• **Short exercise A**:
Copy out, line for line, the part of the listing that starts with the line containing "graph-title-non-wuhan: UAE Network" and continues through the line containing "non-wuhan-leaf-node-6: [497, 743, 505, 751]".

TFF Writing Contest Round 3, 1st Place Finish: Brian Grow July 20, 2015  |  Chet



Editor’s Note: Congratulations to Brian Grow who finished in first place for Round 3 of The Fake Football Writing Contest Sponsored by Victiv with the following piece.


What is your draft strategy going into this season?


“Everybody has a plan until they get punched in the face.” -Mike Tyson


Who knew Mr. Tyson was such an authority on fantasy football drafts? When planning or strategizing for fantasy football drafts, after an unexpected run of running backs, much of the time the punch to the face is self-inflicted by reaching for the next highest rated RB. My strategy, for this year and for every year, is to not box myself into rules, but to follow a few guidelines. People over-prepare for drafts all the time by saying they’d never draft a TE in the first round, or that they’ll only draft RBs in the first 2 rounds, and these hard and fast rules end up blinding people to opportunities that open up to them, especially when league mates apply the same rules. So, for this year, let me provide you with guidelines and trends that I see going into the 2015 draft season.


Running back is deep this year


This year might not be the worst year to spend premium capital on positions other than running back. Taking Rob Gronkowski or Dez Bryant late in the first round may not seem like such a reach if you really look at the questions that every RB in the first round has weighing on them, and see what value you can get instead. Using Fantasy Pro’s Draft Wizard, I was able to demonstrate what kind of team you could end up with by following a semi zero RB strategy:




That’s a running back who finished as the RB 9 last season (Miller), a running back who posted 1,000+ yards, facing the highest percentage of 8+ defenders in the box (per Pro Football Focus), who has moved to one of the highest powered offenses in the league (Gore), one who averaged 5.1 yards per carry from Week 14 on and has the talent to put up RB1 numbers when healthy (Stewart), and a rookie who should step into a 3 down role from day 1 (Yeldon). All in the 5th round or later! While I got these guys much later than their ADP (all ADP data comes from Fantasy Football Calculator) here is a list of my favorite guys you can get in corresponding rounds who will provide you with very solid options in your own RBBC:


4th Round

5th Round 6th Round 7th Round or Later

Alfred Morris

Jonathan Stewart TJ Yeldon Rashad Jennings

Lamar Miller

Andre Ellington LeGarrette Blount

Ameer Abdullah

Mark Ingram CJ Spiller

Giovanni Bernard

Carlos Hyde

Isaiah Crowell (8th)

Latavius Murray

Chris Ivory (9th)

Ryan Matthews (10th)

David Cobb (11th)

Danny Woodhead (14th)


This list shows me just how deep RB can be if you can get starting RBs or guys with big roles within their offense later in your draft. Many NFL teams are turning to RBBCs and your fantasy team can have success doing the same thing.


Don’t forget the vets!

• **Short exercise B**:
Decide whether each statement agrees with the fantasy football draft article, answering yes or no and quoting the words that decide it. (i) The writer's strategy each year is to follow strict rules. (ii) One running back on the semi zero RB team is a rookie expected to take a 3 down role from day 1. (iii) The article's ADP data comes from Pro Football Focus.

• **Supplied data**:
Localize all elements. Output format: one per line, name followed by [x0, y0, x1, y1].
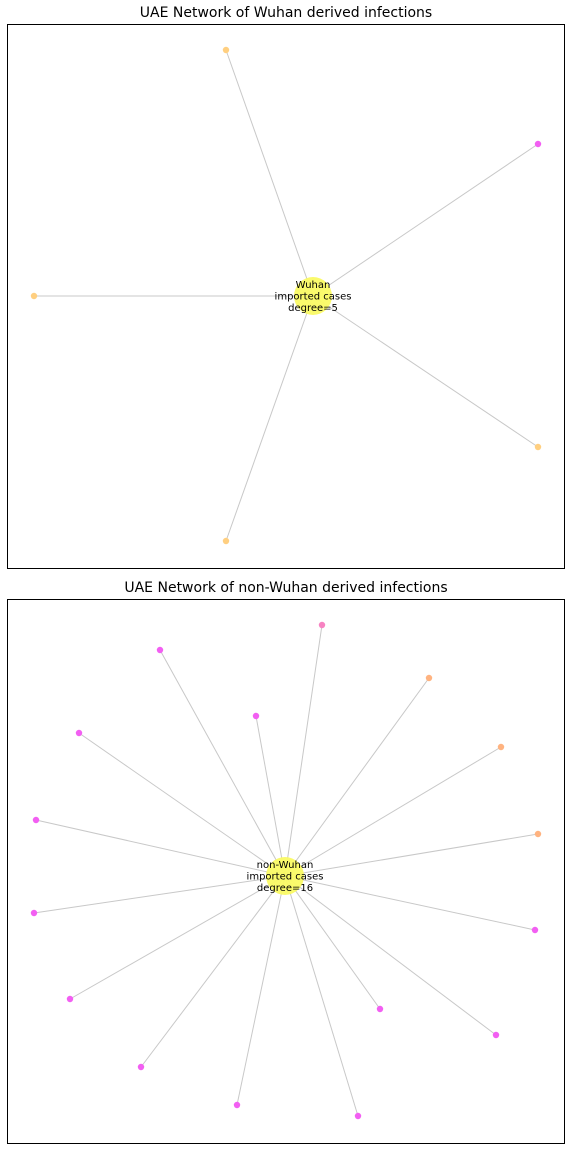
graph-title-non-wuhan: UAE Network of non-Wuhan derived infecti…: [124, 580, 448, 596]
wuhan-edge-1: [225, 49, 314, 297]
non-wuhan-leaf-node-8: [534, 830, 542, 838]
non-wuhan-hub-node: [266, 857, 304, 895]
non-wuhan-edge-3: [255, 715, 286, 877]
non-wuhan-leaf-node-6: [497, 743, 505, 751]
non-wuhan-edge-1: [284, 624, 323, 877]
wuhan-edge-5: [225, 295, 314, 542]
non-wuhan-leaf-node-11: [66, 995, 74, 1003]
non-wuhan-hub-label-line-1: non-Wuhan: [257, 860, 314, 871]
non-wuhan-leaf-node-12: [376, 1005, 384, 1013]
wuhan-edge-4: [312, 295, 539, 448]
non-wuhan-leaf-node-10: [531, 926, 539, 934]
non-wuhan-leaf-node-7: [32, 816, 40, 824]
non-wuhan-leaf-node-4: [425, 674, 433, 682]
non-wuhan-edge-12: [284, 875, 381, 1010]
non-wuhan-leaf-node-15: [233, 1101, 241, 1109]
non-wuhan-leaf-node-3: [252, 712, 260, 720]
wuhan-leaf-node-1: [222, 46, 230, 54]
non-wuhan-leaf-node-5: [75, 729, 83, 737]
non-wuhan-edge-16: [284, 875, 359, 1117]
wuhan-leaf-node-4: [534, 443, 542, 451]
non-wuhan-edge-8: [284, 833, 539, 877]
wuhan-hub-label-line-2: imported cases: [275, 292, 352, 303]
non-wuhan-edge-10: [284, 875, 536, 931]
wuhan-leaf-node-2: [534, 140, 542, 148]
non-wuhan-edge-4: [284, 677, 430, 877]
non-wuhan-edge-5: [78, 732, 286, 877]
wuhan-edge-2: [312, 143, 539, 297]
wuhan-hub-label-line-3: degree=5: [288, 303, 338, 314]
non-wuhan-edge-2: [159, 649, 286, 877]
non-wuhan-leaf-node-16: [354, 1112, 362, 1120]
wuhan-leaf-node-3: [30, 292, 38, 300]
wuhan-hub-label-line-1: Wuhan: [296, 280, 331, 291]
non-wuhan-edge-7: [35, 819, 286, 877]
wuhan-hub-node: [294, 277, 332, 315]
non-wuhan-edge-9: [33, 875, 286, 914]
non-wuhan-edge-6: [284, 746, 502, 877]
wuhan-leaf-node-5: [222, 537, 230, 545]
non-wuhan-edge-14: [140, 875, 286, 1068]
non-wuhan-edge-13: [284, 875, 497, 1036]
non-wuhan-hub-label-line-2: imported cases: [247, 872, 324, 883]
non-wuhan-edge-11: [69, 875, 286, 1000]
non-wuhan-leaf-node-13: [492, 1031, 500, 1039]
non-wuhan-hub-label-line-3: degree=16: [257, 883, 313, 894]
non-wuhan-leaf-node-14: [137, 1063, 145, 1071]
non-wuhan-leaf-node-9: [30, 909, 38, 917]
non-wuhan-edge-15: [236, 875, 286, 1106]
non-wuhan-leaf-node-1: [318, 621, 326, 629]
graph-title-wuhan: UAE Network of Wuhan derived infections: [139, 5, 433, 21]
non-wuhan-leaf-node-2: [156, 646, 164, 654]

• **Task answer A**:
graph-title-non-wuhan: UAE Network of non-Wuhan derived infecti…: [124, 580, 448, 596]
wuhan-edge-1: [225, 49, 314, 297]
non-wuhan-leaf-node-8: [534, 830, 542, 838]
non-wuhan-hub-node: [266, 857, 304, 895]
non-wuhan-edge-3: [255, 715, 286, 877]
non-wuhan-leaf-node-6: [497, 743, 505, 751]

• **Task answer B**:
(i) No: "My strategy, for this year and for every year, is to not box myself into rules, but to follow a few guidelines."
(ii) Yes: "a rookie who should step into a 3 down role from day 1 (Yeldon)"
(iii) No: "all ADP data comes from Fantasy Football Calculator"